Data records:
+++

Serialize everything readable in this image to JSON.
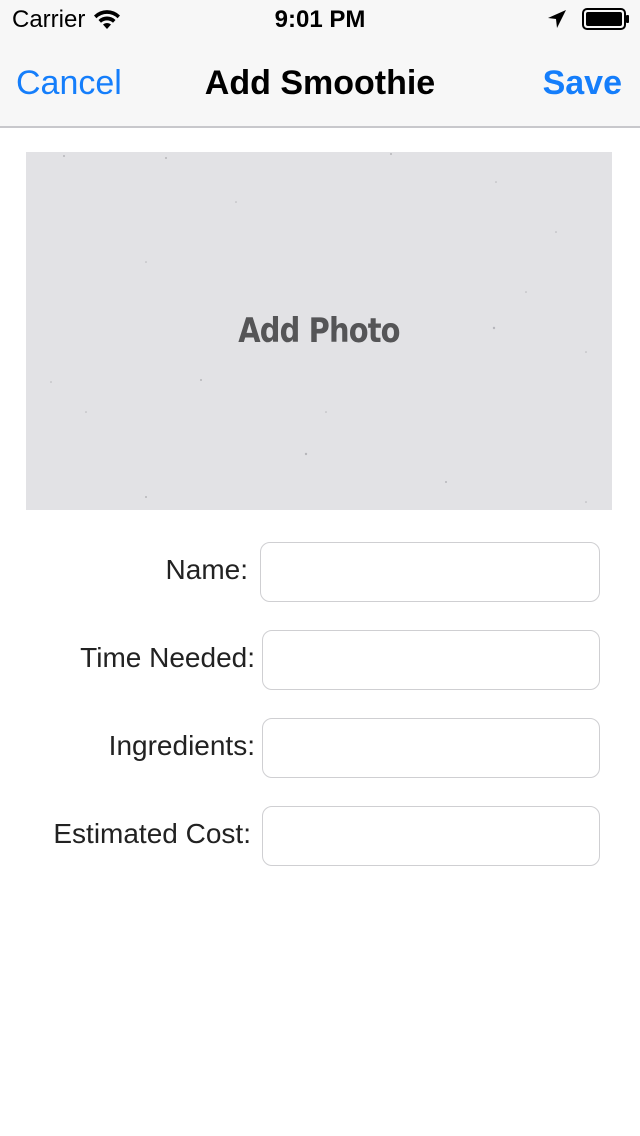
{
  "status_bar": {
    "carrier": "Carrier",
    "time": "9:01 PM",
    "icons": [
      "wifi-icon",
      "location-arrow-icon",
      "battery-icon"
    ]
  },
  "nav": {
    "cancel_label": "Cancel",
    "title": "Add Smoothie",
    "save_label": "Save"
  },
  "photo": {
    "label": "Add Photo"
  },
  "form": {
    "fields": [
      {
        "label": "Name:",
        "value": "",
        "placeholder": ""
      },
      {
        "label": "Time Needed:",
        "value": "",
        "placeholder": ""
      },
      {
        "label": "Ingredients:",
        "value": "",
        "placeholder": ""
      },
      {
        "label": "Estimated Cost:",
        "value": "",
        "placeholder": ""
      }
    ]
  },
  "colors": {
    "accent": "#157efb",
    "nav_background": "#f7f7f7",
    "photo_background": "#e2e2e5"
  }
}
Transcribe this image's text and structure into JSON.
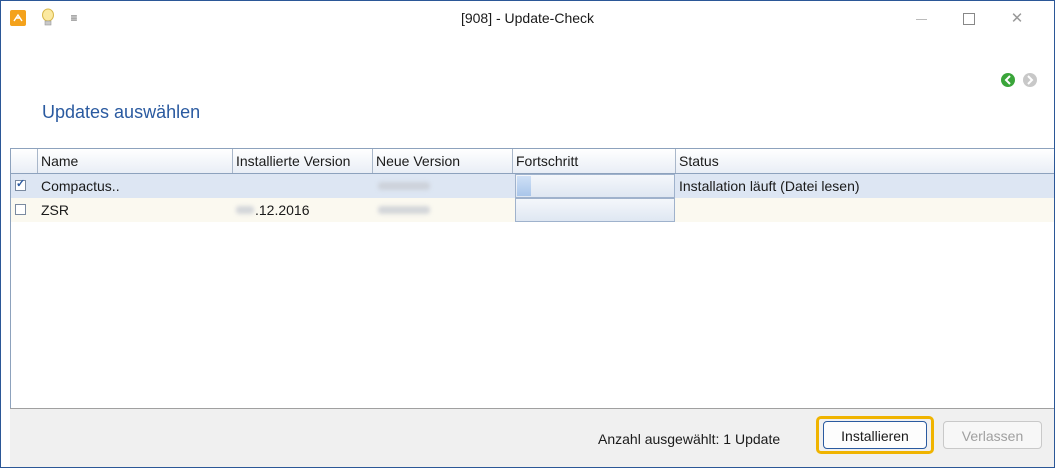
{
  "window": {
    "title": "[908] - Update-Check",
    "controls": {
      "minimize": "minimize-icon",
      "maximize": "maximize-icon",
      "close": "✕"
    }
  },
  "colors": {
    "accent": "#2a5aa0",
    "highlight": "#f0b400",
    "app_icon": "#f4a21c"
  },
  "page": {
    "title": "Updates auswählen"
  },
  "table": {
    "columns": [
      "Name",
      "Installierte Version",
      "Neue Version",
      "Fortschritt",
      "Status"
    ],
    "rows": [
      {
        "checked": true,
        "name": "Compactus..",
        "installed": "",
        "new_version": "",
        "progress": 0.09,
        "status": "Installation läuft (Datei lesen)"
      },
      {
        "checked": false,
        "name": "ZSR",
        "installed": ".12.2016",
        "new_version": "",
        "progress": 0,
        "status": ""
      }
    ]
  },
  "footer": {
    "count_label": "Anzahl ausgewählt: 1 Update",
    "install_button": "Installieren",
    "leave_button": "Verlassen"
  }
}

+++

▶ Aim
Count each line where the string "this" occurs, and write only the number.

▶ Exercise response
2